> Exercise objective: Print all the data, keeping every line exactly as it is.

> Data for the task:

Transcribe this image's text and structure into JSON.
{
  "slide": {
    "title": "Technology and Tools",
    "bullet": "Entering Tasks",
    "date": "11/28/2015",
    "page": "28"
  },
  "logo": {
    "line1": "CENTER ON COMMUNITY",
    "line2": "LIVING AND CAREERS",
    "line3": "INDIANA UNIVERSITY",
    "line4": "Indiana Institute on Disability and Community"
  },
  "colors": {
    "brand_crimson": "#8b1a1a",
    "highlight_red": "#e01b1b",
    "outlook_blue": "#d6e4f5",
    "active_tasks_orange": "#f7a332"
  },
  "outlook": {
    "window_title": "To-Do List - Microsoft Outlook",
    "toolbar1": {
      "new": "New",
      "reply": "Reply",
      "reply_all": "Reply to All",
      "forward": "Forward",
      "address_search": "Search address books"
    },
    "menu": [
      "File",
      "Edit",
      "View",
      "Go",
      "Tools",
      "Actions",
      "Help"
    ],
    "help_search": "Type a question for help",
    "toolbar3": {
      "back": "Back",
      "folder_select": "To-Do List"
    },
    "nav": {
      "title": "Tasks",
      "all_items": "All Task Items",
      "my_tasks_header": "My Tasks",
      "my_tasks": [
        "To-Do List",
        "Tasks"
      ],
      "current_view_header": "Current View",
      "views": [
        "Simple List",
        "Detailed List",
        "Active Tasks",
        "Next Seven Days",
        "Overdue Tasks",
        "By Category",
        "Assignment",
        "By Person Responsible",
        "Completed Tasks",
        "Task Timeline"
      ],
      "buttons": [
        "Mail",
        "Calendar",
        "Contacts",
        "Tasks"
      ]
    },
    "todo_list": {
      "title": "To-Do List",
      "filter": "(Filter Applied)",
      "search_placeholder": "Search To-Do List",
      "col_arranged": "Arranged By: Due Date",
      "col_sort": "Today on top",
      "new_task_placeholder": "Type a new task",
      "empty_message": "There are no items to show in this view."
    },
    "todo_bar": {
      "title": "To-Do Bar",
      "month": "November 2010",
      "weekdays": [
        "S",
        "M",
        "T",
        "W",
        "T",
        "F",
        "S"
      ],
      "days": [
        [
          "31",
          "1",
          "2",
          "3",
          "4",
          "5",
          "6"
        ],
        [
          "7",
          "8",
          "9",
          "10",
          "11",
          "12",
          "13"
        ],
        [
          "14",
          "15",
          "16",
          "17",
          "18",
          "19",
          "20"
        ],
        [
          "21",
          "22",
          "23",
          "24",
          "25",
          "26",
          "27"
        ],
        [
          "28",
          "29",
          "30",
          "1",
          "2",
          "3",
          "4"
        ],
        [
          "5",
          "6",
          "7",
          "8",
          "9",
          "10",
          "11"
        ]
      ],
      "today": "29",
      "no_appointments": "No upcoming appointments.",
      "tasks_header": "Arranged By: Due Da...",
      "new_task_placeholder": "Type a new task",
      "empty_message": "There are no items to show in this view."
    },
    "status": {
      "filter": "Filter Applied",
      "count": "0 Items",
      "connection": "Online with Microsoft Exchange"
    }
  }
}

> Solution to the exercise:
Transcribe this image's text and structure into JSON.
{
  "slide": {
    "title": "Technology and Tools",
    "bullet": "Entering Tasks",
    "date": "11/28/2015",
    "page": "28"
  },
  "logo": {
    "line1": "CENTER ON COMMUNITY",
    "line2": "LIVING AND CAREERS",
    "line3": "INDIANA UNIVERSITY",
    "line4": "Indiana Institute on Disability and Community"
  },
  "colors": {
    "brand_crimson": "#8b1a1a",
    "highlight_red": "#e01b1b",
    "outlook_blue": "#d6e4f5",
    "active_tasks_orange": "#f7a332"
  },
  "outlook": {
    "window_title": "To-Do List - Microsoft Outlook",
    "toolbar1": {
      "new": "New",
      "reply": "Reply",
      "reply_all": "Reply to All",
      "forward": "Forward",
      "address_search": "Search address books"
    },
    "menu": [
      "File",
      "Edit",
      "View",
      "Go",
      "Tools",
      "Actions",
      "Help"
    ],
    "help_search": "Type a question for help",
    "toolbar3": {
      "back": "Back",
      "folder_select": "To-Do List"
    },
    "nav": {
      "title": "Tasks",
      "all_items": "All Task Items",
      "my_tasks_header": "My Tasks",
      "my_tasks": [
        "To-Do List",
        "Tasks"
      ],
      "current_view_header": "Current View",
      "views": [
        "Simple List",
        "Detailed List",
        "Active Tasks",
        "Next Seven Days",
        "Overdue Tasks",
        "By Category",
        "Assignment",
        "By Person Responsible",
        "Completed Tasks",
        "Task Timeline"
      ],
      "buttons": [
        "Mail",
        "Calendar",
        "Contacts",
        "Tasks"
      ]
    },
    "todo_list": {
      "title": "To-Do List",
      "filter": "(Filter Applied)",
      "search_placeholder": "Search To-Do List",
      "col_arranged": "Arranged By: Due Date",
      "col_sort": "Today on top",
      "new_task_placeholder": "Type a new task",
      "empty_message": "There are no items to show in this view."
    },
    "todo_bar": {
      "title": "To-Do Bar",
      "month": "November 2010",
      "weekdays": [
        "S",
        "M",
        "T",
        "W",
        "T",
        "F",
        "S"
      ],
      "days": [
        [
          "31",
          "1",
          "2",
          "3",
          "4",
          "5",
          "6"
        ],
        [
          "7",
          "8",
          "9",
          "10",
          "11",
          "12",
          "13"
        ],
        [
          "14",
          "15",
          "16",
          "17",
          "18",
          "19",
          "20"
        ],
        [
          "21",
          "22",
          "23",
          "24",
          "25",
          "26",
          "27"
        ],
        [
          "28",
          "29",
          "30",
          "1",
          "2",
          "3",
          "4"
        ],
        [
          "5",
          "6",
          "7",
          "8",
          "9",
          "10",
          "11"
        ]
      ],
      "today": "29",
      "no_appointments": "No upcoming appointments.",
      "tasks_header": "Arranged By: Due Da...",
      "new_task_placeholder": "Type a new task",
      "empty_message": "There are no items to show in this view."
    },
    "status": {
      "filter": "Filter Applied",
      "count": "0 Items",
      "connection": "Online with Microsoft Exchange"
    }
  }
}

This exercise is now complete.